» **PROBLEM STATEMENT**
Here are some records; return them all exactly.

————————

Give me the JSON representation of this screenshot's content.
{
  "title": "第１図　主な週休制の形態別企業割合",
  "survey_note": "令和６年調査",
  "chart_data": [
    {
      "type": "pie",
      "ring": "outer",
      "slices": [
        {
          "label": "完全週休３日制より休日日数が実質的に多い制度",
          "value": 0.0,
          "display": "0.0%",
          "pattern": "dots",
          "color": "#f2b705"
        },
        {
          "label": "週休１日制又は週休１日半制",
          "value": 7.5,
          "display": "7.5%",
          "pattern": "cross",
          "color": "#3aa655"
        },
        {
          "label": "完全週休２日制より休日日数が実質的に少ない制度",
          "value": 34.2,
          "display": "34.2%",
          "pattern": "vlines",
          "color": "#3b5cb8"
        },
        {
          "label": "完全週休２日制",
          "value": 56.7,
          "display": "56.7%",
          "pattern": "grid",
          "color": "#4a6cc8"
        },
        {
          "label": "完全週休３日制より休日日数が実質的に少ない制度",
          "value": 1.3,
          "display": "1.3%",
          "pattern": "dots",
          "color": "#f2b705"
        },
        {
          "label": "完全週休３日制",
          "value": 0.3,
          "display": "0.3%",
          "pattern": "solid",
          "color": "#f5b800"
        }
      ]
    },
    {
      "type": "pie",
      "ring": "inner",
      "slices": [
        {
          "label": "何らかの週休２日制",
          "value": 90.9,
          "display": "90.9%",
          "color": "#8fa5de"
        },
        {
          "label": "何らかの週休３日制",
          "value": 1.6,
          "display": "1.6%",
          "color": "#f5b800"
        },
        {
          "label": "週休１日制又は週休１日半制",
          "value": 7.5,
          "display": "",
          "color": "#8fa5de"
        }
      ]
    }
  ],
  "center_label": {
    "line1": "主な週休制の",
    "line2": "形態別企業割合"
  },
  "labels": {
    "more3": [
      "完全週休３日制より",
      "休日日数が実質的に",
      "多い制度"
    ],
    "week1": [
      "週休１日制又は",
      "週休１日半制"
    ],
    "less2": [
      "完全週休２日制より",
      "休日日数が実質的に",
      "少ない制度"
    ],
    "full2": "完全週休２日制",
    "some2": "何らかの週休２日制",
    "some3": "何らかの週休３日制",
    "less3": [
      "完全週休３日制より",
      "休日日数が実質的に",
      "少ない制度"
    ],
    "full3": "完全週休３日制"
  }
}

————————

» **COMPLETE RESPONSE**
Give me the JSON representation of this screenshot's content.
{
  "title": "第１図　主な週休制の形態別企業割合",
  "survey_note": "令和６年調査",
  "chart_data": [
    {
      "type": "pie",
      "ring": "outer",
      "slices": [
        {
          "label": "完全週休３日制より休日日数が実質的に多い制度",
          "value": 0.0,
          "display": "0.0%",
          "pattern": "dots",
          "color": "#f2b705"
        },
        {
          "label": "週休１日制又は週休１日半制",
          "value": 7.5,
          "display": "7.5%",
          "pattern": "cross",
          "color": "#3aa655"
        },
        {
          "label": "完全週休２日制より休日日数が実質的に少ない制度",
          "value": 34.2,
          "display": "34.2%",
          "pattern": "vlines",
          "color": "#3b5cb8"
        },
        {
          "label": "完全週休２日制",
          "value": 56.7,
          "display": "56.7%",
          "pattern": "grid",
          "color": "#4a6cc8"
        },
        {
          "label": "完全週休３日制より休日日数が実質的に少ない制度",
          "value": 1.3,
          "display": "1.3%",
          "pattern": "dots",
          "color": "#f2b705"
        },
        {
          "label": "完全週休３日制",
          "value": 0.3,
          "display": "0.3%",
          "pattern": "solid",
          "color": "#f5b800"
        }
      ]
    },
    {
      "type": "pie",
      "ring": "inner",
      "slices": [
        {
          "label": "何らかの週休２日制",
          "value": 90.9,
          "display": "90.9%",
          "color": "#8fa5de"
        },
        {
          "label": "何らかの週休３日制",
          "value": 1.6,
          "display": "1.6%",
          "color": "#f5b800"
        },
        {
          "label": "週休１日制又は週休１日半制",
          "value": 7.5,
          "display": "",
          "color": "#8fa5de"
        }
      ]
    }
  ],
  "center_label": {
    "line1": "主な週休制の",
    "line2": "形態別企業割合"
  },
  "labels": {
    "more3": [
      "完全週休３日制より",
      "休日日数が実質的に",
      "多い制度"
    ],
    "week1": [
      "週休１日制又は",
      "週休１日半制"
    ],
    "less2": [
      "完全週休２日制より",
      "休日日数が実質的に",
      "少ない制度"
    ],
    "full2": "完全週休２日制",
    "some2": "何らかの週休２日制",
    "some3": "何らかの週休３日制",
    "less3": [
      "完全週休３日制より",
      "休日日数が実質的に",
      "少ない制度"
    ],
    "full3": "完全週休３日制"
  }
}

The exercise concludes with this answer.